**WHAT THE TASK REQUIRES**
Your task is to repeat the lines below exactly, excluding any pictures they contain.

**SUPPLIED ENTRIES**
+ + + +

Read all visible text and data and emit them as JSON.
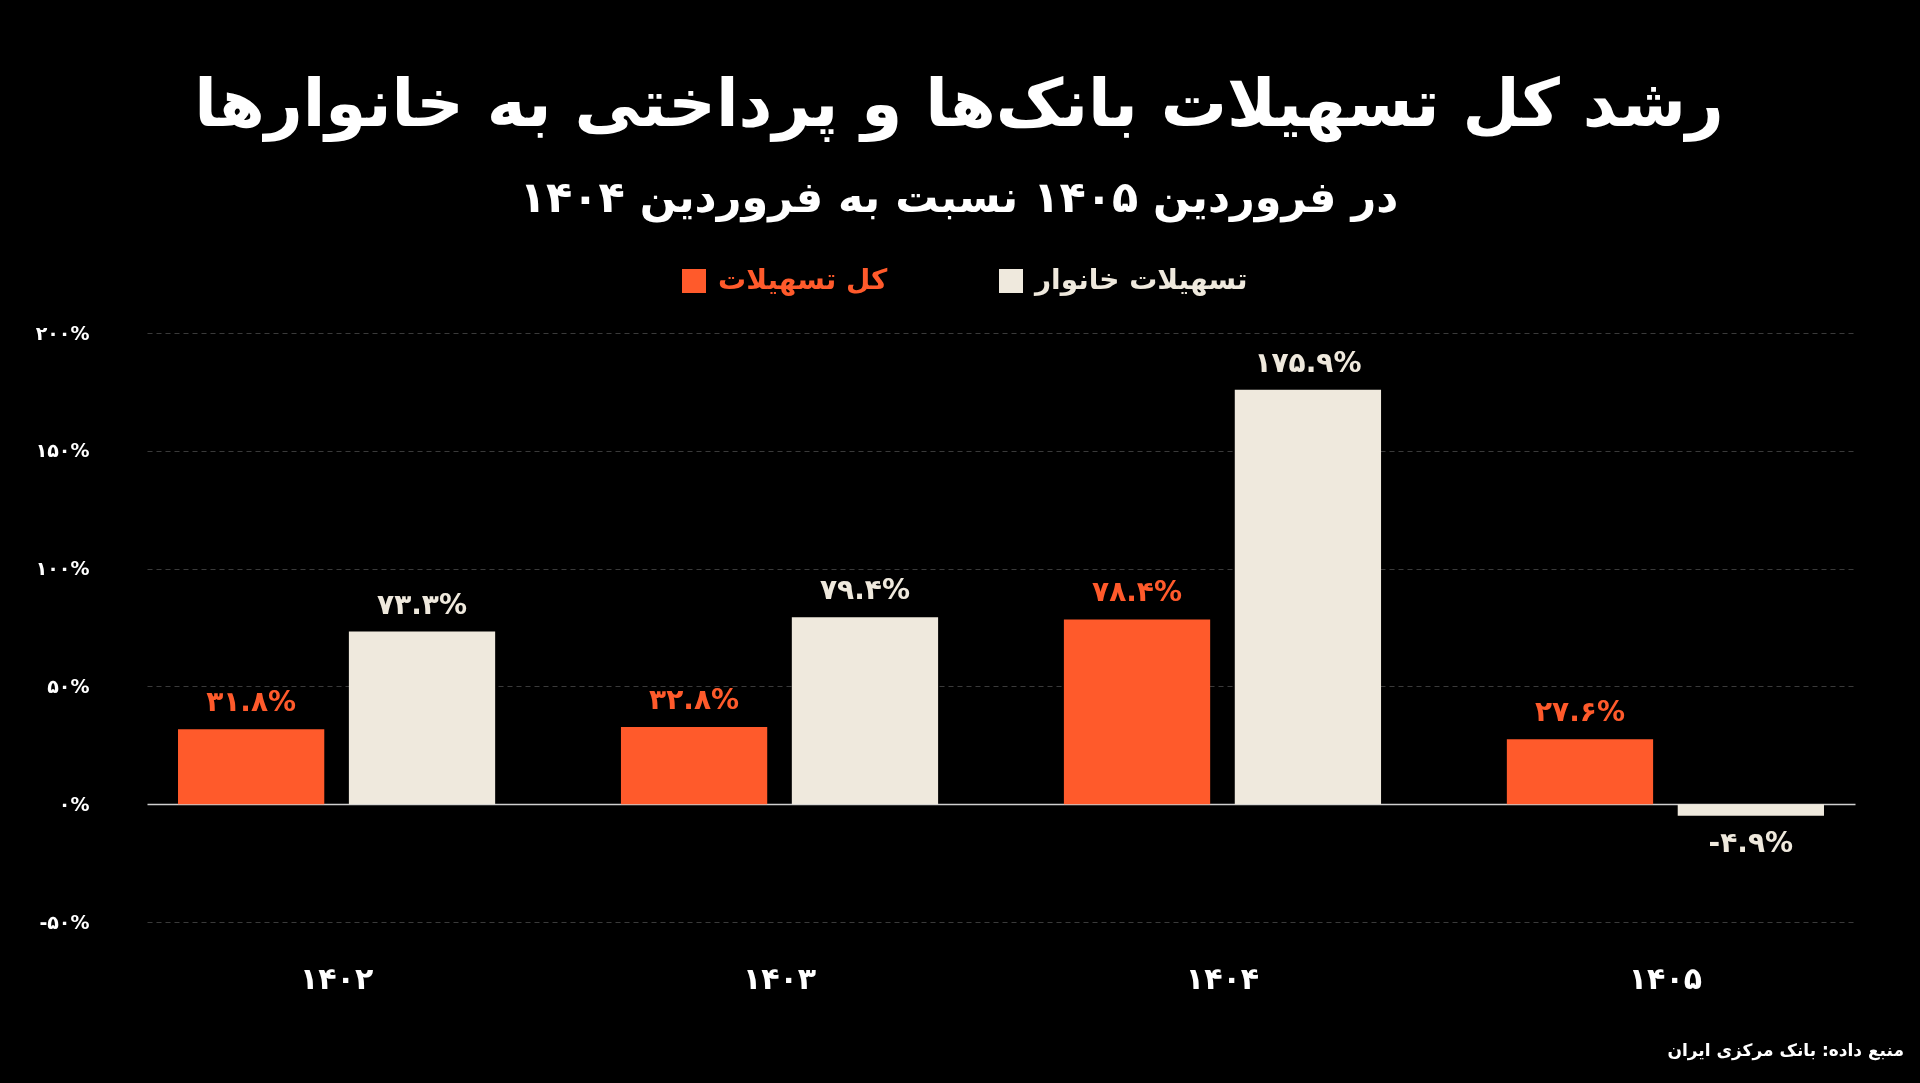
{
  "chart_data": {
    "type": "bar",
    "title": "رشد کل تسهیلات بانک‌ها و پرداختی به خانوارها",
    "subtitle": "در فروردین ۱۴۰۵ نسبت به فروردین ۱۴۰۴",
    "categories": [
      "۱۴۰۲",
      "۱۴۰۳",
      "۱۴۰۴",
      "۱۴۰۵"
    ],
    "series": [
      {
        "name": "کل تسهیلات",
        "color": "#ff5a2b",
        "values": [
          31.8,
          32.8,
          78.4,
          27.6
        ],
        "value_labels": [
          "۳۱.۸%",
          "۳۲.۸%",
          "۷۸.۴%",
          "۲۷.۶%"
        ]
      },
      {
        "name": "تسهیلات خانوار",
        "color": "#efe9dd",
        "values": [
          73.3,
          79.4,
          175.9,
          -4.9
        ],
        "value_labels": [
          "۷۳.۳%",
          "۷۹.۴%",
          "۱۷۵.۹%",
          "-۴.۹%"
        ]
      }
    ],
    "ylim": [
      -50,
      200
    ],
    "yticks": [
      {
        "value": -50,
        "label": "-۵۰%"
      },
      {
        "value": 0,
        "label": "۰%"
      },
      {
        "value": 50,
        "label": "۵۰%"
      },
      {
        "value": 100,
        "label": "۱۰۰%"
      },
      {
        "value": 150,
        "label": "۱۵۰%"
      },
      {
        "value": 200,
        "label": "۲۰۰%"
      }
    ],
    "grid": "y",
    "legend": "top",
    "annotations": [
      "منبع داده: بانک مرکزی ایران"
    ]
  }
}
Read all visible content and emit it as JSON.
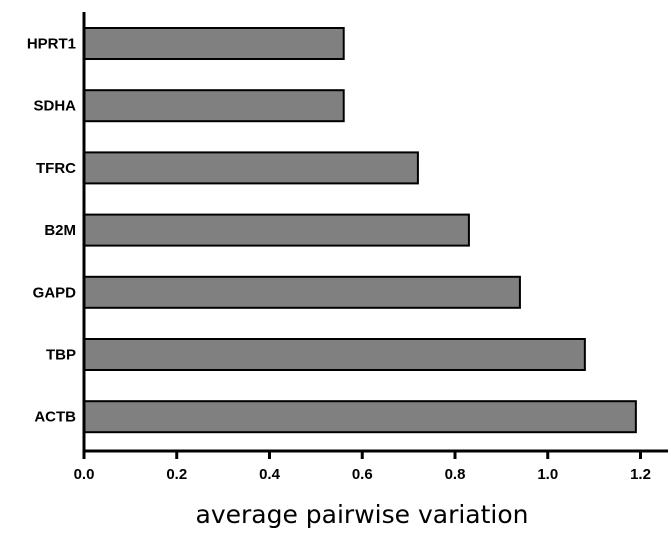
{
  "chart_data": {
    "type": "bar",
    "orientation": "horizontal",
    "categories": [
      "HPRT1",
      "SDHA",
      "TFRC",
      "B2M",
      "GAPD",
      "TBP",
      "ACTB"
    ],
    "values": [
      0.56,
      0.56,
      0.72,
      0.83,
      0.94,
      1.08,
      1.19
    ],
    "xlabel": "average pairwise variation",
    "ylabel": "",
    "xlim": [
      0,
      1.25
    ],
    "x_ticks": [
      "0.0",
      "0.2",
      "0.4",
      "0.6",
      "0.8",
      "1.0",
      "1.2"
    ],
    "bar_color": "#808080",
    "grid": false,
    "legend": "none"
  }
}
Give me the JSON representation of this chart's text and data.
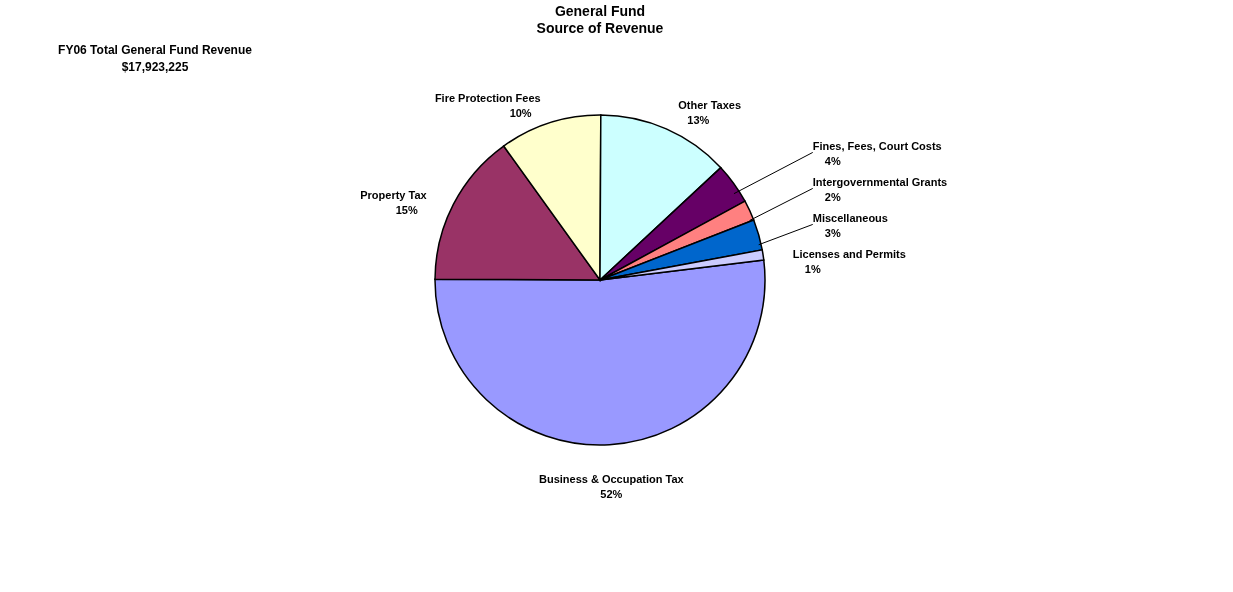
{
  "chart_data": {
    "type": "pie",
    "title": "General Fund",
    "subtitle": "Source of Revenue",
    "annotations": [
      "FY06 Total General Fund Revenue",
      "$17,923,225"
    ],
    "categories": [
      "Business & Occupation Tax",
      "Property Tax",
      "Fire Protection Fees",
      "Other Taxes",
      "Fines, Fees, Court Costs",
      "Intergovernmental Grants",
      "Miscellaneous",
      "Licenses and Permits"
    ],
    "values": [
      52,
      15,
      10,
      13,
      4,
      2,
      3,
      1
    ],
    "value_labels": [
      "52%",
      "15%",
      "10%",
      "13%",
      "4%",
      "2%",
      "3%",
      "1%"
    ],
    "colors": [
      "#9999ff",
      "#993366",
      "#ffffcc",
      "#ccffff",
      "#660066",
      "#ff8080",
      "#0066cc",
      "#ccccff"
    ],
    "legend": false
  }
}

+ + + +

**SOLUTION TO THIS PROBLEM**
Read all visible text and data and emit them as JSON.
{
  "chart_data": {
    "type": "bar",
    "title": "رشد کل تسهیلات بانک‌ها و پرداختی به خانوارها",
    "subtitle": "در فروردین ۱۴۰۵ نسبت به فروردین ۱۴۰۴",
    "categories": [
      "۱۴۰۲",
      "۱۴۰۳",
      "۱۴۰۴",
      "۱۴۰۵"
    ],
    "series": [
      {
        "name": "کل تسهیلات",
        "color": "#ff5a2b",
        "values": [
          31.8,
          32.8,
          78.4,
          27.6
        ],
        "value_labels": [
          "۳۱.۸%",
          "۳۲.۸%",
          "۷۸.۴%",
          "۲۷.۶%"
        ]
      },
      {
        "name": "تسهیلات خانوار",
        "color": "#efe9dd",
        "values": [
          73.3,
          79.4,
          175.9,
          -4.9
        ],
        "value_labels": [
          "۷۳.۳%",
          "۷۹.۴%",
          "۱۷۵.۹%",
          "-۴.۹%"
        ]
      }
    ],
    "ylim": [
      -50,
      200
    ],
    "yticks": [
      {
        "value": -50,
        "label": "-۵۰%"
      },
      {
        "value": 0,
        "label": "۰%"
      },
      {
        "value": 50,
        "label": "۵۰%"
      },
      {
        "value": 100,
        "label": "۱۰۰%"
      },
      {
        "value": 150,
        "label": "۱۵۰%"
      },
      {
        "value": 200,
        "label": "۲۰۰%"
      }
    ],
    "grid": "y",
    "legend": "top",
    "annotations": [
      "منبع داده: بانک مرکزی ایران"
    ]
  }
}
Read all visible content and emit it as JSON.
{
  "chart_data": {
    "type": "bar",
    "orientation": "horizontal",
    "categories": [
      "HPRT1",
      "SDHA",
      "TFRC",
      "B2M",
      "GAPD",
      "TBP",
      "ACTB"
    ],
    "values": [
      0.56,
      0.56,
      0.72,
      0.83,
      0.94,
      1.08,
      1.19
    ],
    "xlabel": "average pairwise variation",
    "ylabel": "",
    "xlim": [
      0,
      1.25
    ],
    "x_ticks": [
      "0.0",
      "0.2",
      "0.4",
      "0.6",
      "0.8",
      "1.0",
      "1.2"
    ],
    "bar_color": "#808080",
    "grid": false,
    "legend": "none"
  }
}
Give me the JSON representation of this chart's text and data.
{
  "chart_data": {
    "type": "pie",
    "title": "General Fund",
    "subtitle": "Source of Revenue",
    "annotations": [
      "FY06 Total General Fund Revenue",
      "$17,923,225"
    ],
    "categories": [
      "Business & Occupation Tax",
      "Property Tax",
      "Fire Protection Fees",
      "Other Taxes",
      "Fines, Fees, Court Costs",
      "Intergovernmental Grants",
      "Miscellaneous",
      "Licenses and Permits"
    ],
    "values": [
      52,
      15,
      10,
      13,
      4,
      2,
      3,
      1
    ],
    "value_labels": [
      "52%",
      "15%",
      "10%",
      "13%",
      "4%",
      "2%",
      "3%",
      "1%"
    ],
    "colors": [
      "#9999ff",
      "#993366",
      "#ffffcc",
      "#ccffff",
      "#660066",
      "#ff8080",
      "#0066cc",
      "#ccccff"
    ],
    "legend": false
  }
}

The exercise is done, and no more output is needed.